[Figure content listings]
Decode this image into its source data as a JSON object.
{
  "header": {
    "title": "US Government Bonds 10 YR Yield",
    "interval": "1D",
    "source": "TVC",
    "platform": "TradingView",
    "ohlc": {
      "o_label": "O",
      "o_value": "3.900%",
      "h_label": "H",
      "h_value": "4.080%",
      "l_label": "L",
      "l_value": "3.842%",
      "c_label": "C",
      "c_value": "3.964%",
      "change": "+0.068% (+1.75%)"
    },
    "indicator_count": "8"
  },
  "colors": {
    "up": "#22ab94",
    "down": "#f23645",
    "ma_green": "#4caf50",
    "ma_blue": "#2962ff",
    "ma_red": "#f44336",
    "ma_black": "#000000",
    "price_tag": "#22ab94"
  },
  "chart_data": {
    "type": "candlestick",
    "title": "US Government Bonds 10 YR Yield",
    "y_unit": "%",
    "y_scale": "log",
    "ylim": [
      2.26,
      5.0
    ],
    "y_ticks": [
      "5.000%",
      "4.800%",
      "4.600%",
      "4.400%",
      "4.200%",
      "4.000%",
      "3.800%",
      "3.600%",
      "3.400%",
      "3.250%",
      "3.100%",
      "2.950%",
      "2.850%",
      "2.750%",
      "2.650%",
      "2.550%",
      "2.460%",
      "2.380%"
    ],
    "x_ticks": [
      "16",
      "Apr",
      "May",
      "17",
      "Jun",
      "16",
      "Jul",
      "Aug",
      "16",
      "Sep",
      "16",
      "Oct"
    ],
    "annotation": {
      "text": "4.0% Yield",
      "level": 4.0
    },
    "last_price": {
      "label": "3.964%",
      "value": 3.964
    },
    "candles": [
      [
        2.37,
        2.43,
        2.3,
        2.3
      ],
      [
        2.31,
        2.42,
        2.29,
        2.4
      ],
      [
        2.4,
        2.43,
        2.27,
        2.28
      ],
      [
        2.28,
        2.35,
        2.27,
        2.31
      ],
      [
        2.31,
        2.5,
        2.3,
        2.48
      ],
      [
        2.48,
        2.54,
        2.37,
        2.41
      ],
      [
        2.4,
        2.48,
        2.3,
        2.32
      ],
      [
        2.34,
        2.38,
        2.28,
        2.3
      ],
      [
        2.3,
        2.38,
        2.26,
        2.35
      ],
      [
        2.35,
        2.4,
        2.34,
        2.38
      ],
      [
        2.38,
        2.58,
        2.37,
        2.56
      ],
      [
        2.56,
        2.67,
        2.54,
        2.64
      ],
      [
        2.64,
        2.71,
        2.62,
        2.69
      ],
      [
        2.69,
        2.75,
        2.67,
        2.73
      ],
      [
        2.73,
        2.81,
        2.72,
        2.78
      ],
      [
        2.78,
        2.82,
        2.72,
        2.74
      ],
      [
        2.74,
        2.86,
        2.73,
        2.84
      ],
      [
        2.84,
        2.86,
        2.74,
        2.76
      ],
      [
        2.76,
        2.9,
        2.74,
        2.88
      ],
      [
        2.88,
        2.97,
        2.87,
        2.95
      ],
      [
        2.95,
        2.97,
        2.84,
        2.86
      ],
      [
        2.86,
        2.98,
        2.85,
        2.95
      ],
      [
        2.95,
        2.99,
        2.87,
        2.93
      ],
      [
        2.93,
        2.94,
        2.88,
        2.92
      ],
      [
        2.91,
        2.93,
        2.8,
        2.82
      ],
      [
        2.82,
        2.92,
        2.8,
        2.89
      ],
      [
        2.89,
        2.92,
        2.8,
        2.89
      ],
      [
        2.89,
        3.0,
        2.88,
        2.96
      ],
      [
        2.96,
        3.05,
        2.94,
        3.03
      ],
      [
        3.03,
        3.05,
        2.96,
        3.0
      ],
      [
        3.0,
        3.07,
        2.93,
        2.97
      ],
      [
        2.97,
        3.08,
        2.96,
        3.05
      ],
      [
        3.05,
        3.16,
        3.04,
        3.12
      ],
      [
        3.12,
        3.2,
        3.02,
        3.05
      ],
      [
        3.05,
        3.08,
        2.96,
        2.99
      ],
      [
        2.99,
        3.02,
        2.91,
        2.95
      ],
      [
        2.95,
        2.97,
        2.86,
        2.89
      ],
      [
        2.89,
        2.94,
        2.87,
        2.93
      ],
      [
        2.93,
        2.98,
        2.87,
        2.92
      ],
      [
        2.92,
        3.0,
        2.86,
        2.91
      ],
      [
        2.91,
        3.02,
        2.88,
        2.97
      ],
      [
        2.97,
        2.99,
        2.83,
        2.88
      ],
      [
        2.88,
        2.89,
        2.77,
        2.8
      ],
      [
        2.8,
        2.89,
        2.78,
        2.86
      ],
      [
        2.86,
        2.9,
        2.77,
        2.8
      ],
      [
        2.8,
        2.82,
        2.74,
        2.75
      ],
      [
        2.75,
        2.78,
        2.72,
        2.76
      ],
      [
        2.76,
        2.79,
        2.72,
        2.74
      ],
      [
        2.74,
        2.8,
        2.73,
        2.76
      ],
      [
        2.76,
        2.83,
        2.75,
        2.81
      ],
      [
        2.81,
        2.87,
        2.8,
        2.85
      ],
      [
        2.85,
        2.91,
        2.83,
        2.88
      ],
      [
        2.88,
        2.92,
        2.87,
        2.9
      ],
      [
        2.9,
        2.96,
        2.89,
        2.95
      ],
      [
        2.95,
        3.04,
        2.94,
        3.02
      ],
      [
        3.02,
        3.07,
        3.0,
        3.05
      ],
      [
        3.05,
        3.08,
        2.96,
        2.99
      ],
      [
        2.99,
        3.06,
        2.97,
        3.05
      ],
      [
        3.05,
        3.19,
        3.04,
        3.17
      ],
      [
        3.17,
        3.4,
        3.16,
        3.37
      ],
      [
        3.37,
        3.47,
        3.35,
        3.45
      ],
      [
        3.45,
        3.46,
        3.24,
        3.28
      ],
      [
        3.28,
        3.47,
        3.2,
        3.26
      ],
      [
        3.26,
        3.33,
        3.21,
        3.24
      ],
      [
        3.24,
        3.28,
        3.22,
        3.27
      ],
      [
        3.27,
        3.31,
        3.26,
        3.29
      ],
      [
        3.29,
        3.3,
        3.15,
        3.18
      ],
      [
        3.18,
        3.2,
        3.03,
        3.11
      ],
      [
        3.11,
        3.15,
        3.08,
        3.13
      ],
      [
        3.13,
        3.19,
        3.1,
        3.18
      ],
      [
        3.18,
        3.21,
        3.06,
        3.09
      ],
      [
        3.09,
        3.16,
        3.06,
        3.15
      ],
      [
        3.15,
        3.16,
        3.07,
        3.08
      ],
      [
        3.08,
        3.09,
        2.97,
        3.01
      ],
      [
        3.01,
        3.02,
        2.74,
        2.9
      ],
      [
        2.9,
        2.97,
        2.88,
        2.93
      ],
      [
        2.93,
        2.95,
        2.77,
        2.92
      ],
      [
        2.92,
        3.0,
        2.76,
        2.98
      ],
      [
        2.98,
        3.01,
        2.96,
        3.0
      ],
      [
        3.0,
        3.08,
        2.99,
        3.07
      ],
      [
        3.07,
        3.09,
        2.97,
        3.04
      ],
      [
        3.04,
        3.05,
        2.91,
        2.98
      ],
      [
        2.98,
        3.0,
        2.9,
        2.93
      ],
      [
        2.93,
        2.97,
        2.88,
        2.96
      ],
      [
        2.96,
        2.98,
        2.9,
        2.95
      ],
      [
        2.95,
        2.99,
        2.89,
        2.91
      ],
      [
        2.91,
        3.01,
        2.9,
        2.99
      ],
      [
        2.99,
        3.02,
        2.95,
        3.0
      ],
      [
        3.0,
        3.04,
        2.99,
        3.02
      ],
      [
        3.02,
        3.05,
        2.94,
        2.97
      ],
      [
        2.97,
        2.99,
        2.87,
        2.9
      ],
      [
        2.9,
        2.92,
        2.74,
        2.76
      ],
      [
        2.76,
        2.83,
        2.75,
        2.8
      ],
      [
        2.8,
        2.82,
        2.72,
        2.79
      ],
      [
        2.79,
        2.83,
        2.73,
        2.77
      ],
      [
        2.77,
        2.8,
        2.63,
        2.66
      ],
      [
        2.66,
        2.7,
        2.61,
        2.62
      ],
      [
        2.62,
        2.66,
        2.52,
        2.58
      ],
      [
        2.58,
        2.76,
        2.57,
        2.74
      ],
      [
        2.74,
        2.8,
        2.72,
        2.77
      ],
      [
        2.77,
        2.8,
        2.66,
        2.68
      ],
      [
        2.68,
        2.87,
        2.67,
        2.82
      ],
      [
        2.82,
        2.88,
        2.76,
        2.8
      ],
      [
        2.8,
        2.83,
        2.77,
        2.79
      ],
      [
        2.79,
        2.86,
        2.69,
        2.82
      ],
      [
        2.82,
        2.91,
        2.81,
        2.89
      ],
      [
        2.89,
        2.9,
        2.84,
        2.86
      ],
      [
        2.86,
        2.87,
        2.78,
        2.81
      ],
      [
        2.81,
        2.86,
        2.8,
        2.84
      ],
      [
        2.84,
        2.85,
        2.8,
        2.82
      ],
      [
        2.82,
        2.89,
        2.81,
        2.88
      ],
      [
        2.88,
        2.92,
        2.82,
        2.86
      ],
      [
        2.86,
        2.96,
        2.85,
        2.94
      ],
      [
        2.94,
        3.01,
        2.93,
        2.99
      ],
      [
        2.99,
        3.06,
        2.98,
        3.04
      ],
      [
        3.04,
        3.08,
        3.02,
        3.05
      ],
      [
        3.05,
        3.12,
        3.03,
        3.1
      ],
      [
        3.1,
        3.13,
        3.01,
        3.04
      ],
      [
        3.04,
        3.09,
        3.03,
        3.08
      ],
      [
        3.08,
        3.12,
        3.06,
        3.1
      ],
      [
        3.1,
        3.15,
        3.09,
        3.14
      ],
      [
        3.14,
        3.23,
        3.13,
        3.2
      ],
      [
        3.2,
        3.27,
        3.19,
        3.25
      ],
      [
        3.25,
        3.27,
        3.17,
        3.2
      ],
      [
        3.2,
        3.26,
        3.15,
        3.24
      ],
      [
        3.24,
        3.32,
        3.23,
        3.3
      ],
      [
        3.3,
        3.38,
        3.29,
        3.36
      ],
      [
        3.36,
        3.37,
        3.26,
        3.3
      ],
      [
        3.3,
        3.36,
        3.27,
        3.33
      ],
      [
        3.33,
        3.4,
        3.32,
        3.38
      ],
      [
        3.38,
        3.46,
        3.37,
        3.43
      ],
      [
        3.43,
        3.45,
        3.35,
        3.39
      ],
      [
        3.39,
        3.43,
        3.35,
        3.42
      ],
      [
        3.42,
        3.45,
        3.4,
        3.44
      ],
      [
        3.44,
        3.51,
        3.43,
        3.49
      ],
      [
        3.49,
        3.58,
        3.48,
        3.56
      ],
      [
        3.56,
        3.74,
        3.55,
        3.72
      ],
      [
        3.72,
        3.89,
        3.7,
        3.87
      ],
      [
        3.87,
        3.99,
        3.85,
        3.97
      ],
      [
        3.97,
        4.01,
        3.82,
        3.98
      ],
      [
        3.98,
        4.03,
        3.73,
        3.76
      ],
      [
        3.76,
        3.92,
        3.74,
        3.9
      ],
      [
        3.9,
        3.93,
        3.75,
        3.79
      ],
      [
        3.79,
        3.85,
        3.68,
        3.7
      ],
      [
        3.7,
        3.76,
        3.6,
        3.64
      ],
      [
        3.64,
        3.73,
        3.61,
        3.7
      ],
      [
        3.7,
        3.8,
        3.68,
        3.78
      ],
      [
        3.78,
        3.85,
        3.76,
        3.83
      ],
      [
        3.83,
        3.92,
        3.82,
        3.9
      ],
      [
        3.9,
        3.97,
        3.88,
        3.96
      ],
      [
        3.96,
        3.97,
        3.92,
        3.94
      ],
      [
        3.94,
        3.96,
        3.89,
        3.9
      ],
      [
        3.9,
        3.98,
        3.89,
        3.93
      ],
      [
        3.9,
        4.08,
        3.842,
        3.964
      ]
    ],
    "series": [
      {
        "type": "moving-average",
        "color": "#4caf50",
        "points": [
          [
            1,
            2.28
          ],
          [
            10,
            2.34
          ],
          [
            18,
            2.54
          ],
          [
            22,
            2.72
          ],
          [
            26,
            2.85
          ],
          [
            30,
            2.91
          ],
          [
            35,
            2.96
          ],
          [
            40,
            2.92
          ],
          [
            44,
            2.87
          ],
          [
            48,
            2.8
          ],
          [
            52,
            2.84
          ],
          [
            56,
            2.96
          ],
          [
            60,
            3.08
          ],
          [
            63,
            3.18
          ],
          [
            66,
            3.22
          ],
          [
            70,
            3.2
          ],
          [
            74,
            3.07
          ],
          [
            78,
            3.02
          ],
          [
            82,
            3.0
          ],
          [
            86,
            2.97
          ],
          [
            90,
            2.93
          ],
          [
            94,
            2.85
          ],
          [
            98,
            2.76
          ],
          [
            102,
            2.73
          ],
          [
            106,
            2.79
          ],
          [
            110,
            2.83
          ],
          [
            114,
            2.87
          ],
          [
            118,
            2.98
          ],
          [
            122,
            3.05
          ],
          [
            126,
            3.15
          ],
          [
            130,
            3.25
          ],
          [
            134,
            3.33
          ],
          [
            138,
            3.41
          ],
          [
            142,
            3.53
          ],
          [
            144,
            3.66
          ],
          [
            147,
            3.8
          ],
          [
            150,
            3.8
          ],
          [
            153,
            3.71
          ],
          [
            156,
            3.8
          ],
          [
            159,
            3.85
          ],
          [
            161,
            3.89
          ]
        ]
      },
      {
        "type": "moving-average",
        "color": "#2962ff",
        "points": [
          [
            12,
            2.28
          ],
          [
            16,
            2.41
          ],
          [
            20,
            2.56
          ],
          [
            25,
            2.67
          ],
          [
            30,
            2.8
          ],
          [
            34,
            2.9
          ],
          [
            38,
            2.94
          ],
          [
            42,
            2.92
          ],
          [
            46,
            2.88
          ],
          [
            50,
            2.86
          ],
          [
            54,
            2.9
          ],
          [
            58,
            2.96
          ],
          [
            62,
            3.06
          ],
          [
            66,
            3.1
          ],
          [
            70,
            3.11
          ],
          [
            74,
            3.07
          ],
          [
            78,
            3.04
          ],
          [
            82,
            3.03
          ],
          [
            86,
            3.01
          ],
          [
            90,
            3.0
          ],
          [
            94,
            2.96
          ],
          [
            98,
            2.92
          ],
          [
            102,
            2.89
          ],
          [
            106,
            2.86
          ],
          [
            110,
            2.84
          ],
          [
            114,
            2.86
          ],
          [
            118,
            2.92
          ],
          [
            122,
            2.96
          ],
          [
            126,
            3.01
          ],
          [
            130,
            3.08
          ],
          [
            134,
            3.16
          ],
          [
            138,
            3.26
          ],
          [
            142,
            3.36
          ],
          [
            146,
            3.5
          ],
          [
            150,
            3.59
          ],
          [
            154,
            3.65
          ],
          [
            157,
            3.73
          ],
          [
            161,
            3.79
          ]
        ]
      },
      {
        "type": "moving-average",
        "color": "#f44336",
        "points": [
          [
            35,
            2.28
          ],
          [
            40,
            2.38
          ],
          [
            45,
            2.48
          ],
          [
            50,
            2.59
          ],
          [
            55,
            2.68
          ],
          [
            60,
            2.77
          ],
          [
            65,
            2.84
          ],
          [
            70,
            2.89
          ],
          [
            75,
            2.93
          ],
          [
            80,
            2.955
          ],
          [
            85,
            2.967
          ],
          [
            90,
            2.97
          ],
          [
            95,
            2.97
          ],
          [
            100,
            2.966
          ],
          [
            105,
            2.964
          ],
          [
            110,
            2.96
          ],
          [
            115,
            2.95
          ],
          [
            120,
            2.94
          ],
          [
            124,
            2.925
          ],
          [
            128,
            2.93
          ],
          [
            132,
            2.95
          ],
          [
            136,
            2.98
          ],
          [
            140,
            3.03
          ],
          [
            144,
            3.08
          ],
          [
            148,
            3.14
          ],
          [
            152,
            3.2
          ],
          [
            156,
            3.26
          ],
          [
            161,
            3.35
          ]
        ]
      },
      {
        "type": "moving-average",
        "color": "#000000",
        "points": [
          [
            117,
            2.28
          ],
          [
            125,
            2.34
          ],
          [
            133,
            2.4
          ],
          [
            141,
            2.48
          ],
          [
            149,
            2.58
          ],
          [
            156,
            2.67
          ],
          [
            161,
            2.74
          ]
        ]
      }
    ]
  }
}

### Work instructions
Report how many lines of the listing above include the word "source". Say nothing but the number.

### Solution to this exercise
2